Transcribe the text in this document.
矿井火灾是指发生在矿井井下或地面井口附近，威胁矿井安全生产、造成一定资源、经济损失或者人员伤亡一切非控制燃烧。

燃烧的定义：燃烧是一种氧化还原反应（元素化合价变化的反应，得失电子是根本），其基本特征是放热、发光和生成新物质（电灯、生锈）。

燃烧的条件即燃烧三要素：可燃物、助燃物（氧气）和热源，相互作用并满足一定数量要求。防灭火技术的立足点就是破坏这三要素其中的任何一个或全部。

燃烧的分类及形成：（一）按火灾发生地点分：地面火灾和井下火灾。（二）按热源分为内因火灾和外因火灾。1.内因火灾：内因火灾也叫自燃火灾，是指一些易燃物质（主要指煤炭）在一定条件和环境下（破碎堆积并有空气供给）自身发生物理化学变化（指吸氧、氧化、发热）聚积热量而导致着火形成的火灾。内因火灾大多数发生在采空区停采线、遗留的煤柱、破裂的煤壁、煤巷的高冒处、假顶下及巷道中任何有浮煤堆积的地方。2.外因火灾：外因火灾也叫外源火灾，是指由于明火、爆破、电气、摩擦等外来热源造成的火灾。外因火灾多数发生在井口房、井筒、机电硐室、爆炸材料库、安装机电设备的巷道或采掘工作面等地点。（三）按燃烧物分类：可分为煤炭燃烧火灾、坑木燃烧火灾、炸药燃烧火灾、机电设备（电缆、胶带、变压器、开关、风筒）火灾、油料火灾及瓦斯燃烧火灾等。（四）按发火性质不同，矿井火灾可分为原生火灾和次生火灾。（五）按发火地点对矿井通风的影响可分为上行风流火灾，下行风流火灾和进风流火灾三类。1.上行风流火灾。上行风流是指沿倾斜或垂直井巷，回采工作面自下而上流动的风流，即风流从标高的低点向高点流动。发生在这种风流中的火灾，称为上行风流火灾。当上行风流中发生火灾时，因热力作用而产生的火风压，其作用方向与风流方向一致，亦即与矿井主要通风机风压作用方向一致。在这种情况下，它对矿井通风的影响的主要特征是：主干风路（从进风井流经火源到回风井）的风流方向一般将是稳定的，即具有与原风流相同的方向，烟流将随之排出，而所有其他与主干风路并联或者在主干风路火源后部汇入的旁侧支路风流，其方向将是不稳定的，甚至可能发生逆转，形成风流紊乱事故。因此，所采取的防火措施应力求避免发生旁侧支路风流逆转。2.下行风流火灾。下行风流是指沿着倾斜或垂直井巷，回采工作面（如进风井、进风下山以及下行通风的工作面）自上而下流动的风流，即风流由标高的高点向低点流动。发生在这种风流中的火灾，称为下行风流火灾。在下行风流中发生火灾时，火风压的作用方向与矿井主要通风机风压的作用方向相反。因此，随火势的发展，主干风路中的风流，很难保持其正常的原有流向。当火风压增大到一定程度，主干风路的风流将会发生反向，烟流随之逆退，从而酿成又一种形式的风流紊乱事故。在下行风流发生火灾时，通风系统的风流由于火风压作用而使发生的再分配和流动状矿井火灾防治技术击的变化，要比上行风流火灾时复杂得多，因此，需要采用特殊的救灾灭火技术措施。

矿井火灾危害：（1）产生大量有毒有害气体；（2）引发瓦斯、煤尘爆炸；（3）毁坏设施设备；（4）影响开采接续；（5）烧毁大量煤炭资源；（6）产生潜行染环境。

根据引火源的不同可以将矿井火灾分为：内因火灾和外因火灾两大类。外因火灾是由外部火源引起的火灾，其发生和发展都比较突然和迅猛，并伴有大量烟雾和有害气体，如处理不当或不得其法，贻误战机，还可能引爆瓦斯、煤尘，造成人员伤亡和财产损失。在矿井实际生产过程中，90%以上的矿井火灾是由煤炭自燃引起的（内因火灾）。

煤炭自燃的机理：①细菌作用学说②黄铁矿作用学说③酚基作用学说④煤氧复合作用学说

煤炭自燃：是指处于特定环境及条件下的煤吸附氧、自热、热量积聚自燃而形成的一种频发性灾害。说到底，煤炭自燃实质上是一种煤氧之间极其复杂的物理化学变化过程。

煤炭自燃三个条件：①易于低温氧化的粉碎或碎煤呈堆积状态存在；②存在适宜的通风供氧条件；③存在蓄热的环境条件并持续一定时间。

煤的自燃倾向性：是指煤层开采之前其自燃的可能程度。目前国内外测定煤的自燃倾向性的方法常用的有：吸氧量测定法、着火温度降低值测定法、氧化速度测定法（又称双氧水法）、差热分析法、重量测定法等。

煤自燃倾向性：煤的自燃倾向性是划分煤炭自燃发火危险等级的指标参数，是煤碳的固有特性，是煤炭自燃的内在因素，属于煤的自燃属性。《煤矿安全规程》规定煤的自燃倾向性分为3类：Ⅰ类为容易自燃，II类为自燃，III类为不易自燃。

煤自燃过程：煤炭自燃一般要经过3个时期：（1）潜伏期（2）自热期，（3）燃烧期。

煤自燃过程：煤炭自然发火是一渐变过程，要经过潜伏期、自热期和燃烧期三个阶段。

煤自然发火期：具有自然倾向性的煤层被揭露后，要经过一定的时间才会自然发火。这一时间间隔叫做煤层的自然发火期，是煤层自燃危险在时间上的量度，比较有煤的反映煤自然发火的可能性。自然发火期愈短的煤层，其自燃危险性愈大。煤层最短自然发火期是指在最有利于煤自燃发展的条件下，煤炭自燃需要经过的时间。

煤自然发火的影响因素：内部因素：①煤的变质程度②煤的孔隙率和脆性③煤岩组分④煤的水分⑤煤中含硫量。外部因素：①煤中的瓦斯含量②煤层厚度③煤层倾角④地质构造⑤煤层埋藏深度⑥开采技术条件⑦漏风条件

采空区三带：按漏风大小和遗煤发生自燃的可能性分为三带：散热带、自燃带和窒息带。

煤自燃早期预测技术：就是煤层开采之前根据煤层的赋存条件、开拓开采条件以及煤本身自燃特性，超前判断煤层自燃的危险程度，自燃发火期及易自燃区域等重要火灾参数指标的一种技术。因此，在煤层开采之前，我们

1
++++++
- DO THIS
Restate all of the entries above precisely.

- IN RESPONSE
Transcribe the text in this document.
矿井火灾是指发生在矿井井下或地面井口附近，威胁矿井安全生产、造成一定资源、经济损失或者人员伤亡一切非控制燃烧。

燃烧的定义：燃烧是一种氧化还原反应（元素化合价变化的反应，得失电子是根本），其基本特征是放热、发光和生成新物质（电灯、生锈）。

燃烧的条件即燃烧三要素：可燃物、助燃物（氧气）和热源，相互作用并满足一定数量要求。防灭火技术的立足点就是破坏这三要素其中的任何一个或全部。

燃烧的分类及形成：（一）按火灾发生地点分：地面火灾和井下火灾。（二）按热源分为内因火灾和外因火灾。1.内因火灾：内因火灾也叫自燃火灾，是指一些易燃物质（主要指煤炭）在一定条件和环境下（破碎堆积并有空气供给）自身发生物理化学变化（指吸氧、氧化、发热）聚积热量而导致着火形成的火灾。内因火灾大多数发生在采空区停采线、遗留的煤柱、破裂的煤壁、煤巷的高冒处、假顶下及巷道中任何有浮煤堆积的地方。2.外因火灾：外因火灾也叫外源火灾，是指由于明火、爆破、电气、摩擦等外来热源造成的火灾。外因火灾多数发生在井口房、井筒、机电硐室、爆炸材料库、安装机电设备的巷道或采掘工作面等地点。（三）按燃烧物分类：可分为煤炭燃烧火灾、坑木燃烧火灾、炸药燃烧火灾、机电设备（电缆、胶带、变压器、开关、风筒）火灾、油料火灾及瓦斯燃烧火灾等。（四）按发火性质不同，矿井火灾可分为原生火灾和次生火灾。（五）按发火地点对矿井通风的影响可分为上行风流火灾，下行风流火灾和进风流火灾三类。1.上行风流火灾。上行风流是指沿倾斜或垂直井巷，回采工作面自下而上流动的风流，即风流从标高的低点向高点流动。发生在这种风流中的火灾，称为上行风流火灾。当上行风流中发生火灾时，因热力作用而产生的火风压，其作用方向与风流方向一致，亦即与矿井主要通风机风压作用方向一致。在这种情况下，它对矿井通风的影响的主要特征是：主干风路（从进风井流经火源到回风井）的风流方向一般将是稳定的，即具有与原风流相同的方向，烟流将随之排出，而所有其他与主干风路并联或者在主干风路火源后部汇入的旁侧支路风流，其方向将是不稳定的，甚至可能发生逆转，形成风流紊乱事故。因此，所采取的防火措施应力求避免发生旁侧支路风流逆转。2.下行风流火灾。下行风流是指沿着倾斜或垂直井巷，回采工作面（如进风井、进风下山以及下行通风的工作面）自上而下流动的风流，即风流由标高的高点向低点流动。发生在这种风流中的火灾，称为下行风流火灾。在下行风流中发生火灾时，火风压的作用方向与矿井主要通风机风压的作用方向相反。因此，随火势的发展，主干风路中的风流，很难保持其正常的原有流向。当火风压增大到一定程度，主干风路的风流将会发生反向，烟流随之逆退，从而酿成又一种形式的风流紊乱事故。在下行风流发生火灾时，通风系统的风流由于火风压作用而使发生的再分配和流动状矿井火灾防治技术击的变化，要比上行风流火灾时复杂得多，因此，需要采用特殊的救灾灭火技术措施。

矿井火灾危害：（1）产生大量有毒有害气体；（2）引发瓦斯、煤尘爆炸；（3）毁坏设施设备；（4）影响开采接续；（5）烧毁大量煤炭资源；（6）产生潜行染环境。

根据引火源的不同可以将矿井火灾分为：内因火灾和外因火灾两大类。外因火灾是由外部火源引起的火灾，其发生和发展都比较突然和迅猛，并伴有大量烟雾和有害气体，如处理不当或不得其法，贻误战机，还可能引爆瓦斯、煤尘，造成人员伤亡和财产损失。在矿井实际生产过程中，90%以上的矿井火灾是由煤炭自燃引起的（内因火灾）。

煤炭自燃的机理：①细菌作用学说②黄铁矿作用学说③酚基作用学说④煤氧复合作用学说

煤炭自燃：是指处于特定环境及条件下的煤吸附氧、自热、热量积聚自燃而形成的一种频发性灾害。说到底，煤炭自燃实质上是一种煤氧之间极其复杂的物理化学变化过程。

煤炭自燃三个条件：①易于低温氧化的粉碎或碎煤呈堆积状态存在；②存在适宜的通风供氧条件；③存在蓄热的环境条件并持续一定时间。

煤的自燃倾向性：是指煤层开采之前其自燃的可能程度。目前国内外测定煤的自燃倾向性的方法常用的有：吸氧量测定法、着火温度降低值测定法、氧化速度测定法（又称双氧水法）、差热分析法、重量测定法等。

煤自燃倾向性：煤的自燃倾向性是划分煤炭自燃发火危险等级的指标参数，是煤碳的固有特性，是煤炭自燃的内在因素，属于煤的自燃属性。《煤矿安全规程》规定煤的自燃倾向性分为3类：Ⅰ类为容易自燃，II类为自燃，III类为不易自燃。

煤自燃过程：煤炭自燃一般要经过3个时期：（1）潜伏期（2）自热期，（3）燃烧期。

煤自燃过程：煤炭自然发火是一渐变过程，要经过潜伏期、自热期和燃烧期三个阶段。

煤自然发火期：具有自然倾向性的煤层被揭露后，要经过一定的时间才会自然发火。这一时间间隔叫做煤层的自然发火期，是煤层自燃危险在时间上的量度，比较有煤的反映煤自然发火的可能性。自然发火期愈短的煤层，其自燃危险性愈大。煤层最短自然发火期是指在最有利于煤自燃发展的条件下，煤炭自燃需要经过的时间。

煤自然发火的影响因素：内部因素：①煤的变质程度②煤的孔隙率和脆性③煤岩组分④煤的水分⑤煤中含硫量。外部因素：①煤中的瓦斯含量②煤层厚度③煤层倾角④地质构造⑤煤层埋藏深度⑥开采技术条件⑦漏风条件

采空区三带：按漏风大小和遗煤发生自燃的可能性分为三带：散热带、自燃带和窒息带。

煤自燃早期预测技术：就是煤层开采之前根据煤层的赋存条件、开拓开采条件以及煤本身自燃特性，超前判断煤层自燃的危险程度，自燃发火期及易自燃区域等重要火灾参数指标的一种技术。因此，在煤层开采之前，我们

1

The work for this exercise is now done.